## [Element box annotations]
>>>>>

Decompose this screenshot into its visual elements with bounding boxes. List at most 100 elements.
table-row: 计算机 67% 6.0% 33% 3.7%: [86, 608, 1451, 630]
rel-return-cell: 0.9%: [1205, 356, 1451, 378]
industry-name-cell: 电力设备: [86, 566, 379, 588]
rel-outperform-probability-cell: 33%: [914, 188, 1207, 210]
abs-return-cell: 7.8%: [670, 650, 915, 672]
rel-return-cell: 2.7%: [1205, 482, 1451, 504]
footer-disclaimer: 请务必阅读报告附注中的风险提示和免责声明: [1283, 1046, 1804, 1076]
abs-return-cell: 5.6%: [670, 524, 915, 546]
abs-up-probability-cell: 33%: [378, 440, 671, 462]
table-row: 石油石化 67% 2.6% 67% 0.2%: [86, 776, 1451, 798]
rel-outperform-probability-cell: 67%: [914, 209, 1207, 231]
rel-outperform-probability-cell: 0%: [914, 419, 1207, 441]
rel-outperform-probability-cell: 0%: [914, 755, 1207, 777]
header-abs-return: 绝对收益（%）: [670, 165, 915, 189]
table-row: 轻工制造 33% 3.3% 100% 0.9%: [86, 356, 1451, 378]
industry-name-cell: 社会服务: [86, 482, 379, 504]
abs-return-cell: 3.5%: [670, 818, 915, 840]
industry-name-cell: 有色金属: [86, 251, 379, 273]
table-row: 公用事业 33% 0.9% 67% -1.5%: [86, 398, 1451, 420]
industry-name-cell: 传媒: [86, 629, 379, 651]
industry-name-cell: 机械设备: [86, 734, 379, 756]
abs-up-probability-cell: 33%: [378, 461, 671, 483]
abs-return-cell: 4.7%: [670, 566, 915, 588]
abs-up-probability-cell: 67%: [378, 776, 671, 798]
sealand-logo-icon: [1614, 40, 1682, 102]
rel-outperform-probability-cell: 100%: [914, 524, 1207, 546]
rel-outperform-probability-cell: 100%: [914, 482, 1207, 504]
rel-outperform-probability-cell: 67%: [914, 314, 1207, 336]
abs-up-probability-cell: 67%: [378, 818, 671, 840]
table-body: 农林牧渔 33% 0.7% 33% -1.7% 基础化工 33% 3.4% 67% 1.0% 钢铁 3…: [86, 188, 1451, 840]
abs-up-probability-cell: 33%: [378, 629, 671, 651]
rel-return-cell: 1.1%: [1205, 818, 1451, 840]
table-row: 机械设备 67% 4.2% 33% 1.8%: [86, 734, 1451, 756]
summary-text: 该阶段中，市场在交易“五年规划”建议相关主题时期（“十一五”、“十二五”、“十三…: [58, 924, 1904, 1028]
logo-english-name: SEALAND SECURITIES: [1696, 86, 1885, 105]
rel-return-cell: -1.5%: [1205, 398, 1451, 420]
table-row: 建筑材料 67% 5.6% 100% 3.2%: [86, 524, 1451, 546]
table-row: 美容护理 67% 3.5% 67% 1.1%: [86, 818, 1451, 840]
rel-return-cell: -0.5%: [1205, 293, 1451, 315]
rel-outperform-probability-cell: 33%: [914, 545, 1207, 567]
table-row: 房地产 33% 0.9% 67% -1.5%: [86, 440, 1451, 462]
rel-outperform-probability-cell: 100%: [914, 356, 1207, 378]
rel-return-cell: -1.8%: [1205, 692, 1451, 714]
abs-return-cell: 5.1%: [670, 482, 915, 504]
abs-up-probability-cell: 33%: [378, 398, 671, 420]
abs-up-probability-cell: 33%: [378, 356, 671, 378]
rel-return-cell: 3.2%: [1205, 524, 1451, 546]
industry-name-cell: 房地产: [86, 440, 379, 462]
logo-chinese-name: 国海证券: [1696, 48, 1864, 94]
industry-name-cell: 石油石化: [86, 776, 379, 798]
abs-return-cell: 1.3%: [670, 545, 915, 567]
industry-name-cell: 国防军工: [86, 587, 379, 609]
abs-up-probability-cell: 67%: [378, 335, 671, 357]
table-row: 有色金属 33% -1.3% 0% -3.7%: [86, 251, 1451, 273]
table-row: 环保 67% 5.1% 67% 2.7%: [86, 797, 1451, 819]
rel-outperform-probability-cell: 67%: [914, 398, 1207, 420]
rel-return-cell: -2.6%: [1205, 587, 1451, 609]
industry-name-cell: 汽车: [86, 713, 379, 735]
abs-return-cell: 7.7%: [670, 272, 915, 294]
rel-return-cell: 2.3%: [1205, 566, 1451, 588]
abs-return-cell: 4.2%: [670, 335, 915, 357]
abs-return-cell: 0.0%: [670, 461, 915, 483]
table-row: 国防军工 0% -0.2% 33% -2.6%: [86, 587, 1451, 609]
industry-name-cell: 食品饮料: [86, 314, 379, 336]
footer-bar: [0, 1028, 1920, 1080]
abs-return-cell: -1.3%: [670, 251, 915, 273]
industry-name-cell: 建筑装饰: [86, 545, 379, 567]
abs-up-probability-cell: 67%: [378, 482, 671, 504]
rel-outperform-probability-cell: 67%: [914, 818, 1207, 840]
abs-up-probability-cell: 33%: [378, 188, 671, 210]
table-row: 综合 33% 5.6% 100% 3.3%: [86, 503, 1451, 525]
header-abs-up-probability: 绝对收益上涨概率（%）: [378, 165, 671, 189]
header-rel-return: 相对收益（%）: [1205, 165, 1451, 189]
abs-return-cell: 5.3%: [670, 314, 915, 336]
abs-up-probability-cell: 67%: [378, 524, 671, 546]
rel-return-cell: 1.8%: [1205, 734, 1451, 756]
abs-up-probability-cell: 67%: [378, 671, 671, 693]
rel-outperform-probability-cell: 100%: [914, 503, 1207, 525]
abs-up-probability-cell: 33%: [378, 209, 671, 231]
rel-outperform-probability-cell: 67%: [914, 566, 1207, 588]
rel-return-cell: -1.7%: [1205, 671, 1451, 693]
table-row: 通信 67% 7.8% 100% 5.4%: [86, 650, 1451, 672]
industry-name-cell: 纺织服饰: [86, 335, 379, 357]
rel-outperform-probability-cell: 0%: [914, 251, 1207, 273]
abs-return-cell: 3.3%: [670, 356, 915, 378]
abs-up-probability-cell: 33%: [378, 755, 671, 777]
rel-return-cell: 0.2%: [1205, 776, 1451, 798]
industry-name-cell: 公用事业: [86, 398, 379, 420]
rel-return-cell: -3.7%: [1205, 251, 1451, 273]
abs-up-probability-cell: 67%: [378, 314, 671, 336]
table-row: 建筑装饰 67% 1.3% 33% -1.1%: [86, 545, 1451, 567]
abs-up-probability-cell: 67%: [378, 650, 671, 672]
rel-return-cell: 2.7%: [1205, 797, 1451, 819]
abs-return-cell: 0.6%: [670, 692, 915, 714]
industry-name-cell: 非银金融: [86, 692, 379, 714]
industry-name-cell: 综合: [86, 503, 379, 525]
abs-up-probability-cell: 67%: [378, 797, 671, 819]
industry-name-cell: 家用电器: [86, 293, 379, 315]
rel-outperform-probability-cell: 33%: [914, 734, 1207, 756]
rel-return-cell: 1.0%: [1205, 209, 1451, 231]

<<<<<

## [What the task asks]
Duplicate all of the lines above without changing anything.

## [Correct result]
Decompose this screenshot into its visual elements with bounding boxes. List at most 100 elements.
table-row: 计算机 67% 6.0% 33% 3.7%: [86, 608, 1451, 630]
rel-return-cell: 0.9%: [1205, 356, 1451, 378]
industry-name-cell: 电力设备: [86, 566, 379, 588]
rel-outperform-probability-cell: 33%: [914, 188, 1207, 210]
abs-return-cell: 7.8%: [670, 650, 915, 672]
rel-return-cell: 2.7%: [1205, 482, 1451, 504]
footer-disclaimer: 请务必阅读报告附注中的风险提示和免责声明: [1283, 1046, 1804, 1076]
abs-return-cell: 5.6%: [670, 524, 915, 546]
abs-up-probability-cell: 33%: [378, 440, 671, 462]
table-row: 石油石化 67% 2.6% 67% 0.2%: [86, 776, 1451, 798]
rel-outperform-probability-cell: 67%: [914, 209, 1207, 231]
rel-outperform-probability-cell: 0%: [914, 419, 1207, 441]
rel-outperform-probability-cell: 0%: [914, 755, 1207, 777]
header-abs-return: 绝对收益（%）: [670, 165, 915, 189]
table-row: 轻工制造 33% 3.3% 100% 0.9%: [86, 356, 1451, 378]
industry-name-cell: 社会服务: [86, 482, 379, 504]
abs-return-cell: 3.5%: [670, 818, 915, 840]
industry-name-cell: 有色金属: [86, 251, 379, 273]
table-row: 公用事业 33% 0.9% 67% -1.5%: [86, 398, 1451, 420]
industry-name-cell: 传媒: [86, 629, 379, 651]
industry-name-cell: 机械设备: [86, 734, 379, 756]
abs-up-probability-cell: 33%: [378, 461, 671, 483]
abs-return-cell: 4.7%: [670, 566, 915, 588]
abs-up-probability-cell: 67%: [378, 776, 671, 798]
sealand-logo-icon: [1614, 40, 1682, 102]
rel-outperform-probability-cell: 100%: [914, 524, 1207, 546]
rel-outperform-probability-cell: 100%: [914, 482, 1207, 504]
rel-outperform-probability-cell: 67%: [914, 314, 1207, 336]
abs-up-probability-cell: 67%: [378, 818, 671, 840]
table-body: 农林牧渔 33% 0.7% 33% -1.7% 基础化工 33% 3.4% 67% 1.0% 钢铁 3…: [86, 188, 1451, 840]
abs-up-probability-cell: 33%: [378, 629, 671, 651]
rel-return-cell: 1.1%: [1205, 818, 1451, 840]
table-row: 机械设备 67% 4.2% 33% 1.8%: [86, 734, 1451, 756]
summary-text: 该阶段中，市场在交易“五年规划”建议相关主题时期（“十一五”、“十二五”、“十三…: [58, 924, 1904, 1028]
logo-english-name: SEALAND SECURITIES: [1696, 86, 1885, 105]
rel-return-cell: -1.5%: [1205, 398, 1451, 420]
table-row: 建筑材料 67% 5.6% 100% 3.2%: [86, 524, 1451, 546]
table-row: 美容护理 67% 3.5% 67% 1.1%: [86, 818, 1451, 840]
rel-return-cell: -0.5%: [1205, 293, 1451, 315]
rel-outperform-probability-cell: 33%: [914, 545, 1207, 567]
table-row: 房地产 33% 0.9% 67% -1.5%: [86, 440, 1451, 462]
rel-outperform-probability-cell: 100%: [914, 356, 1207, 378]
rel-return-cell: -1.8%: [1205, 692, 1451, 714]
abs-return-cell: 5.1%: [670, 482, 915, 504]
abs-up-probability-cell: 33%: [378, 398, 671, 420]
abs-up-probability-cell: 33%: [378, 356, 671, 378]
rel-return-cell: 3.2%: [1205, 524, 1451, 546]
industry-name-cell: 房地产: [86, 440, 379, 462]
logo-chinese-name: 国海证券: [1696, 48, 1864, 94]
industry-name-cell: 石油石化: [86, 776, 379, 798]
abs-return-cell: 1.3%: [670, 545, 915, 567]
industry-name-cell: 国防军工: [86, 587, 379, 609]
abs-up-probability-cell: 67%: [378, 335, 671, 357]
table-row: 有色金属 33% -1.3% 0% -3.7%: [86, 251, 1451, 273]
table-row: 环保 67% 5.1% 67% 2.7%: [86, 797, 1451, 819]
rel-outperform-probability-cell: 67%: [914, 398, 1207, 420]
rel-return-cell: -2.6%: [1205, 587, 1451, 609]
industry-name-cell: 汽车: [86, 713, 379, 735]
abs-return-cell: 7.7%: [670, 272, 915, 294]
rel-return-cell: 2.3%: [1205, 566, 1451, 588]
abs-return-cell: 4.2%: [670, 335, 915, 357]
abs-return-cell: 0.0%: [670, 461, 915, 483]
table-row: 国防军工 0% -0.2% 33% -2.6%: [86, 587, 1451, 609]
industry-name-cell: 食品饮料: [86, 314, 379, 336]
footer-bar: [0, 1028, 1920, 1080]
abs-return-cell: -1.3%: [670, 251, 915, 273]
industry-name-cell: 建筑装饰: [86, 545, 379, 567]
abs-up-probability-cell: 67%: [378, 482, 671, 504]
rel-outperform-probability-cell: 67%: [914, 818, 1207, 840]
abs-up-probability-cell: 33%: [378, 188, 671, 210]
table-row: 综合 33% 5.6% 100% 3.3%: [86, 503, 1451, 525]
header-abs-up-probability: 绝对收益上涨概率（%）: [378, 165, 671, 189]
header-rel-return: 相对收益（%）: [1205, 165, 1451, 189]
abs-return-cell: 5.3%: [670, 314, 915, 336]
abs-up-probability-cell: 67%: [378, 524, 671, 546]
rel-return-cell: 1.8%: [1205, 734, 1451, 756]
abs-up-probability-cell: 67%: [378, 671, 671, 693]
rel-outperform-probability-cell: 100%: [914, 503, 1207, 525]
abs-up-probability-cell: 33%: [378, 209, 671, 231]
rel-outperform-probability-cell: 67%: [914, 566, 1207, 588]
rel-return-cell: -1.7%: [1205, 671, 1451, 693]
table-row: 通信 67% 7.8% 100% 5.4%: [86, 650, 1451, 672]
industry-name-cell: 纺织服饰: [86, 335, 379, 357]
rel-outperform-probability-cell: 0%: [914, 251, 1207, 273]
abs-return-cell: 3.3%: [670, 356, 915, 378]
abs-up-probability-cell: 33%: [378, 755, 671, 777]
rel-return-cell: 0.2%: [1205, 776, 1451, 798]
industry-name-cell: 公用事业: [86, 398, 379, 420]
rel-return-cell: -3.7%: [1205, 251, 1451, 273]
abs-up-probability-cell: 67%: [378, 314, 671, 336]
table-row: 建筑装饰 67% 1.3% 33% -1.1%: [86, 545, 1451, 567]
abs-up-probability-cell: 67%: [378, 650, 671, 672]
rel-return-cell: 2.7%: [1205, 797, 1451, 819]
abs-return-cell: 0.6%: [670, 692, 915, 714]
industry-name-cell: 非银金融: [86, 692, 379, 714]
industry-name-cell: 综合: [86, 503, 379, 525]
abs-up-probability-cell: 67%: [378, 797, 671, 819]
industry-name-cell: 家用电器: [86, 293, 379, 315]
rel-outperform-probability-cell: 33%: [914, 734, 1207, 756]
rel-return-cell: 1.0%: [1205, 209, 1451, 231]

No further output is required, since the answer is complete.